**Work instructions**
Would you transcribe the whole listing exactly, minus its pictures?

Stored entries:
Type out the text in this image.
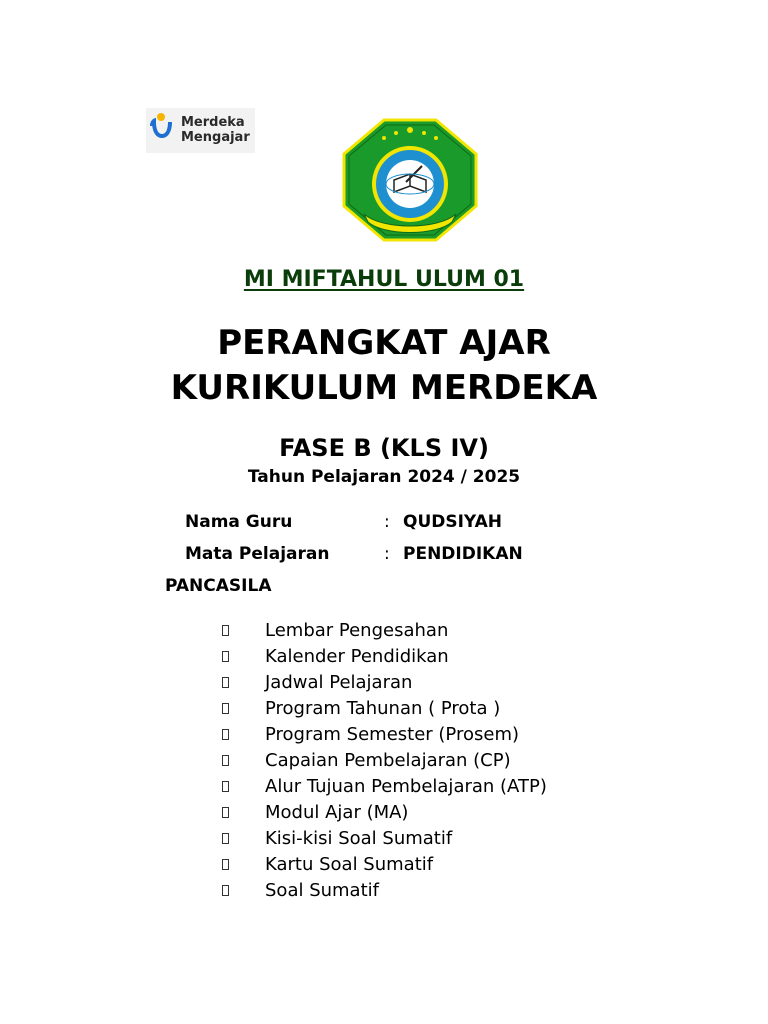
Merdeka
Mengajar
MI MIFTAHUL ULUM 01
PERANGKAT AJAR
KURIKULUM MERDEKA
FASE B (KLS IV)
Tahun Pelajaran 2024 / 2025
Nama Guru	: QUDSIYAH
Mata Pelajaran	: PENDIDIKAN
PANCASILA
Lembar Pengesahan
Kalender Pendidikan
Jadwal Pelajaran
Program Tahunan ( Prota )
Program Semester (Prosem)
Capaian Pembelajaran (CP)
Alur Tujuan Pembelajaran (ATP)
Modul Ajar (MA)
Kisi-kisi Soal Sumatif
Kartu Soal Sumatif
Soal Sumatif
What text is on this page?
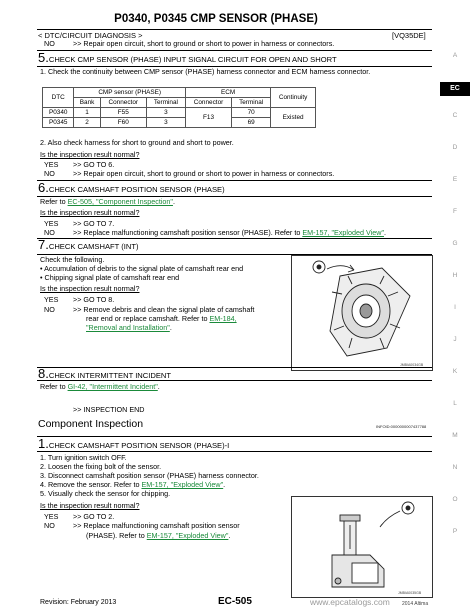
P0340, P0345 CMP SENSOR (PHASE)
< DTC/CIRCUIT DIAGNOSIS >	[VQ35DE]
NO	>> Repair open circuit, short to ground or short to power in harness or connectors.
5.CHECK CMP SENSOR (PHASE) INPUT SIGNAL CIRCUIT FOR OPEN AND SHORT
1. Check the continuity between CMP sensor (PHASE) harness connector and ECM harness connector.
DTC	CMP sensor (PHASE)			ECM		Continuity
	Bank	Connector	Terminal	Connector	Terminal	
P0340	1	F55	3	F13	70	Existed
P0345	2	F60	3		69	
2. Also check harness for short to ground and short to power.
Is the inspection result normal?
YES >> GO TO 6.
NO	>> Repair open circuit, short to ground or short to power in harness or connectors.
6.CHECK CAMSHAFT POSITION SENSOR (PHASE)
Refer to EC-505, "Component Inspection".
Is the inspection result normal?
YES >> GO TO 7.
NO	>> Replace malfunctioning camshaft position sensor (PHASE). Refer to EM-157, "Exploded View".
7.CHECK CAMSHAFT (INT)
Check the following.
• Accumulation of debris to the signal plate of camshaft rear end
• Chipping signal plate of camshaft rear end
Is the inspection result normal?
YES >> GO TO 8.
NO	>> Remove debris and clean the signal plate of camshaft
rear end or replace camshaft. Refer to EM-184,
"Removal and Installation".
JMBIA0034GB
8.CHECK INTERMITTENT INCIDENT
Refer to GI-42, "Intermittent Incident".
>> INSPECTION END
Component Inspection	INFOID:0000000007437788
1.CHECK CAMSHAFT POSITION SENSOR (PHASE)-I
1. Turn ignition switch OFF.
2. Loosen the fixing bolt of the sensor.
3. Disconnect camshaft position sensor (PHASE) harness connector.
4. Remove the sensor. Refer to EM-157, "Exploded View".
5. Visually check the sensor for chipping.
Is the inspection result normal?
YES >> GO TO 2.
NO	>> Replace malfunctioning camshaft position sensor
(PHASE). Refer to EM-157, "Exploded View".
JMBIA0035GB
Revision: February 2013	EC-505	www.epcatalogs.com 2014 Altima
A
EC
C
D
E
F
G
H
I
J
K
L
M
N
O
P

**Output below**
Type out the text in this image.
Merdeka
Mengajar
MI MIFTAHUL ULUM 01
PERANGKAT AJAR
KURIKULUM MERDEKA
FASE B (KLS IV)
Tahun Pelajaran 2024 / 2025
Nama Guru	: QUDSIYAH
Mata Pelajaran	: PENDIDIKAN
PANCASILA
Lembar Pengesahan
Kalender Pendidikan
Jadwal Pelajaran
Program Tahunan ( Prota )
Program Semester (Prosem)
Capaian Pembelajaran (CP)
Alur Tujuan Pembelajaran (ATP)
Modul Ajar (MA)
Kisi-kisi Soal Sumatif
Kartu Soal Sumatif
Soal Sumatif
What text is on this page?
P0340, P0345 CMP SENSOR (PHASE)
< DTC/CIRCUIT DIAGNOSIS >	[VQ35DE]
NO	>> Repair open circuit, short to ground or short to power in harness or connectors.
5.CHECK CMP SENSOR (PHASE) INPUT SIGNAL CIRCUIT FOR OPEN AND SHORT
1. Check the continuity between CMP sensor (PHASE) harness connector and ECM harness connector.
DTC	CMP sensor (PHASE)			ECM		Continuity
	Bank	Connector	Terminal	Connector	Terminal	
P0340	1	F55	3	F13	70	Existed
P0345	2	F60	3		69	
2. Also check harness for short to ground and short to power.
Is the inspection result normal?
YES >> GO TO 6.
NO	>> Repair open circuit, short to ground or short to power in harness or connectors.
6.CHECK CAMSHAFT POSITION SENSOR (PHASE)
Refer to EC-505, "Component Inspection".
Is the inspection result normal?
YES >> GO TO 7.
NO	>> Replace malfunctioning camshaft position sensor (PHASE). Refer to EM-157, "Exploded View".
7.CHECK CAMSHAFT (INT)
Check the following.
• Accumulation of debris to the signal plate of camshaft rear end
• Chipping signal plate of camshaft rear end
Is the inspection result normal?
YES >> GO TO 8.
NO	>> Remove debris and clean the signal plate of camshaft
rear end or replace camshaft. Refer to EM-184,
"Removal and Installation".
JMBIA0034GB
8.CHECK INTERMITTENT INCIDENT
Refer to GI-42, "Intermittent Incident".
>> INSPECTION END
Component Inspection	INFOID:0000000007437788
1.CHECK CAMSHAFT POSITION SENSOR (PHASE)-I
1. Turn ignition switch OFF.
2. Loosen the fixing bolt of the sensor.
3. Disconnect camshaft position sensor (PHASE) harness connector.
4. Remove the sensor. Refer to EM-157, "Exploded View".
5. Visually check the sensor for chipping.
Is the inspection result normal?
YES >> GO TO 2.
NO	>> Replace malfunctioning camshaft position sensor
(PHASE). Refer to EM-157, "Exploded View".
JMBIA0035GB
Revision: February 2013	EC-505	www.epcatalogs.com 2014 Altima
A
EC
C
D
E
F
G
H
I
J
K
L
M
N
O
P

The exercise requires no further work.